*DATA SUPPLIED*.
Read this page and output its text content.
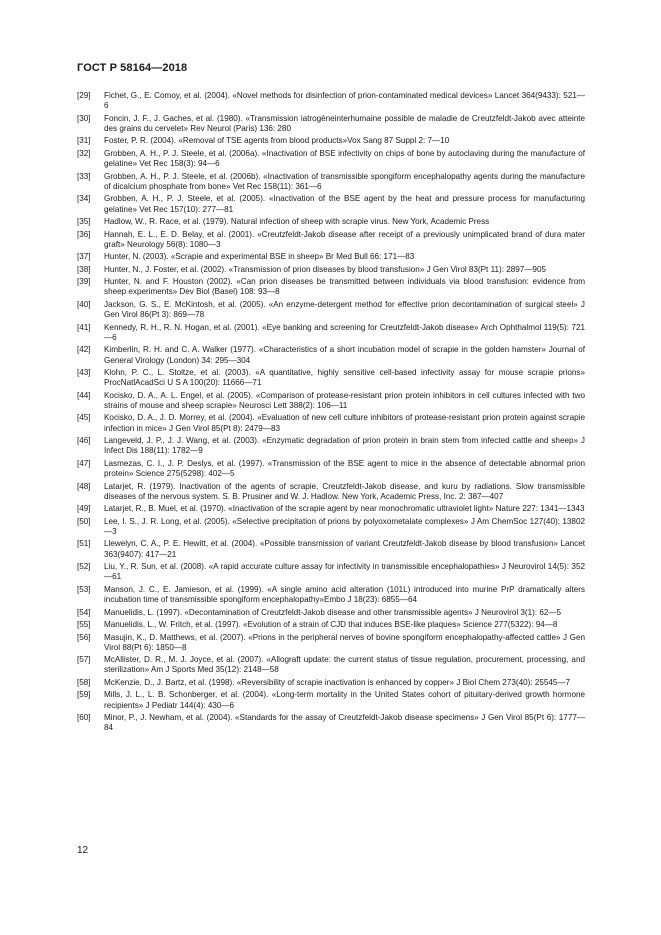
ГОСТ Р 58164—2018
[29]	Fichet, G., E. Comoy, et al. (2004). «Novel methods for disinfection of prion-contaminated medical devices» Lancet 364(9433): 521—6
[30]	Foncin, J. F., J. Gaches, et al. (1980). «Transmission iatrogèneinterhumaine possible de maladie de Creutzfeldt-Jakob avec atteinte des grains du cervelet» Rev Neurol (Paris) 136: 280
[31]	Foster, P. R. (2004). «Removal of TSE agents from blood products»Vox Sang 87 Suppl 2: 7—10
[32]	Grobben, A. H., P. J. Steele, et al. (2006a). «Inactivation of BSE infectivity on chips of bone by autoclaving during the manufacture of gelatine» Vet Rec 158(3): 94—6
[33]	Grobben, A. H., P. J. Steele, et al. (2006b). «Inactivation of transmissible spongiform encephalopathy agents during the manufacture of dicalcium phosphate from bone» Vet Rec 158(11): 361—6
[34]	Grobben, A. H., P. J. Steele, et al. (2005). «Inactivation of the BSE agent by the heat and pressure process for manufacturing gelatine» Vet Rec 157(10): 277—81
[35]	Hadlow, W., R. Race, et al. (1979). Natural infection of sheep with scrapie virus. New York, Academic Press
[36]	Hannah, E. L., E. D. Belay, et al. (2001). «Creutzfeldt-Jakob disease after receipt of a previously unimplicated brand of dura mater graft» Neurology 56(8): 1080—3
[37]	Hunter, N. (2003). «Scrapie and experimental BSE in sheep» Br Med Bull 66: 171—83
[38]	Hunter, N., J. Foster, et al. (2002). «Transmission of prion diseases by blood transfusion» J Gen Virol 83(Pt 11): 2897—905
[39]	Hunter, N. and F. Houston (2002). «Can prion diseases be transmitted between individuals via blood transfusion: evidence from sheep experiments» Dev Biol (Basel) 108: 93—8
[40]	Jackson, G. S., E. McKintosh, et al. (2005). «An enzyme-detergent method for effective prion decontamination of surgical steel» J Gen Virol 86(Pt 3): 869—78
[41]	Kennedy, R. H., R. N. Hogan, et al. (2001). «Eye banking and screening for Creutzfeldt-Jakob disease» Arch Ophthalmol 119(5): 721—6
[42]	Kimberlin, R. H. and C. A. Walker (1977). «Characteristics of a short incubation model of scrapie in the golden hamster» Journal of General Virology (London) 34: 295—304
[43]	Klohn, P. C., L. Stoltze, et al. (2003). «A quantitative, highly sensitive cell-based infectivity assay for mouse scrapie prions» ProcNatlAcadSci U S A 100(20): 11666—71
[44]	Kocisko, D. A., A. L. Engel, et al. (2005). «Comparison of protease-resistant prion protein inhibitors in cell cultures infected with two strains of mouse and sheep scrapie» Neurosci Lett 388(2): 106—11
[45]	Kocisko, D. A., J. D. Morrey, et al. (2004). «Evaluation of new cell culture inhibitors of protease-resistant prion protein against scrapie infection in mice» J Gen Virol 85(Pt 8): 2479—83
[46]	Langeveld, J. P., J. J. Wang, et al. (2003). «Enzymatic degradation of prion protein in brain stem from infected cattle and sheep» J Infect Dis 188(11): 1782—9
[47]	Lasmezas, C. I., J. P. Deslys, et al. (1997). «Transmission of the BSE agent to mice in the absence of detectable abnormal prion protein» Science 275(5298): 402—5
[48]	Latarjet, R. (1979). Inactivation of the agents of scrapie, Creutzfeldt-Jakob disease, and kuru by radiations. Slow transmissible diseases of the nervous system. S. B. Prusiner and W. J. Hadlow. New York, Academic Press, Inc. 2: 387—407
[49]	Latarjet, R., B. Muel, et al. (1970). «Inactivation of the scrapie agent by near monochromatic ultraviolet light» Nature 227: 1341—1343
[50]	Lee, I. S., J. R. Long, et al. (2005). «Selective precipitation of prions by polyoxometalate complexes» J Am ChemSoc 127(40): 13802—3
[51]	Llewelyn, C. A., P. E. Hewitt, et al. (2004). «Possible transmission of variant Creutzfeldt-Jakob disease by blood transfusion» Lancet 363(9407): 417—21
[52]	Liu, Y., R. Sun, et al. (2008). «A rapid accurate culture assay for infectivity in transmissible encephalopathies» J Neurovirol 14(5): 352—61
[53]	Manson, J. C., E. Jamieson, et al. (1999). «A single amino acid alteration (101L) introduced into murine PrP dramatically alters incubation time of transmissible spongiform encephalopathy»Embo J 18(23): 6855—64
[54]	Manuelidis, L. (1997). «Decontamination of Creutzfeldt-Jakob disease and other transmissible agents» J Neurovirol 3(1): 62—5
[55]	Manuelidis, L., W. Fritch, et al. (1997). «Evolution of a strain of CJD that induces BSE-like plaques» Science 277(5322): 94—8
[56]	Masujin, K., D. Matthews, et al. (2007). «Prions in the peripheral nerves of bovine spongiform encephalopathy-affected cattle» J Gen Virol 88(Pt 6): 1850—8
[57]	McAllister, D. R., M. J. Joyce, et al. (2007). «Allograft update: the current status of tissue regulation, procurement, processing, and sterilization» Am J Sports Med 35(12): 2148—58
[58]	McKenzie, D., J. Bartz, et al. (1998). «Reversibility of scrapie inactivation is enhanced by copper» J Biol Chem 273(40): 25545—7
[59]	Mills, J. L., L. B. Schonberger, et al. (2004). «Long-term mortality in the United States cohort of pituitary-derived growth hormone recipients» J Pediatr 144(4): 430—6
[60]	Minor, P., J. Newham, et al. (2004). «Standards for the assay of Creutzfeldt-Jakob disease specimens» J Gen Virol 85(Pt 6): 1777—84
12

*YOUR GOAL*. If a line in the listing holds the word "bone", copy it out.

*PROBLEM SOLUTION*.
[32]	Grobben, A. H., P. J. Steele, et al. (2006a). «Inactivation of BSE infectivity on chips of bone by autoclaving during the manufacture of gelatine» Vet Rec 158(3): 94—6
[33]	Grobben, A. H., P. J. Steele, et al. (2006b). «Inactivation of transmissible spongiform encephalopathy agents during the manufacture of dicalcium phosphate from bone» Vet Rec 158(11): 361—6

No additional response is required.